» INSTRUCTION
Locate all lines with the word "taskgroup". Copy them.

-- -- --

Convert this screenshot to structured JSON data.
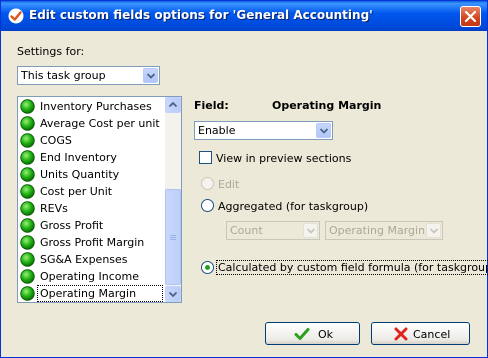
{
  "window": {
    "title": "Edit custom fields options for  'General Accounting'"
  },
  "settings": {
    "label": "Settings for:",
    "selected": "This task group"
  },
  "list": {
    "items": [
      {
        "label": "Inventory Purchases"
      },
      {
        "label": "Average Cost per unit"
      },
      {
        "label": "COGS"
      },
      {
        "label": "End Inventory"
      },
      {
        "label": "Units Quantity"
      },
      {
        "label": "Cost per Unit"
      },
      {
        "label": "REVs"
      },
      {
        "label": "Gross Profit"
      },
      {
        "label": "Gross Profit Margin"
      },
      {
        "label": "SG&A Expenses"
      },
      {
        "label": "Operating Income"
      },
      {
        "label": "Operating Margin"
      }
    ],
    "selected_index": 11,
    "item_icon": "green-circle-icon"
  },
  "field": {
    "label": "Field:",
    "name": "Operating Margin",
    "mode_selected": "Enable",
    "view_in_preview_label": "View in preview sections",
    "view_in_preview_checked": false,
    "edit_label": "Edit",
    "aggregated_label": "Aggregated (for taskgroup)",
    "aggregate_function": "Count",
    "aggregate_field": "Operating Margin",
    "calculated_label": "Calculated by custom field formula (for taskgroup)",
    "selected_option": "calculated"
  },
  "buttons": {
    "ok_label": "Ok",
    "cancel_label": "Cancel"
  },
  "colors": {
    "title_bar": "#0058ee",
    "dialog_bg": "#ece9d8",
    "ok_icon": "#2e9e1e",
    "cancel_icon": "#e0261c"
  }
}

-- -- --

» FINAL RESULT
    "aggregated_label": "Aggregated (for taskgroup)",
    "calculated_label": "Calculated by custom field formula (for taskgroup)",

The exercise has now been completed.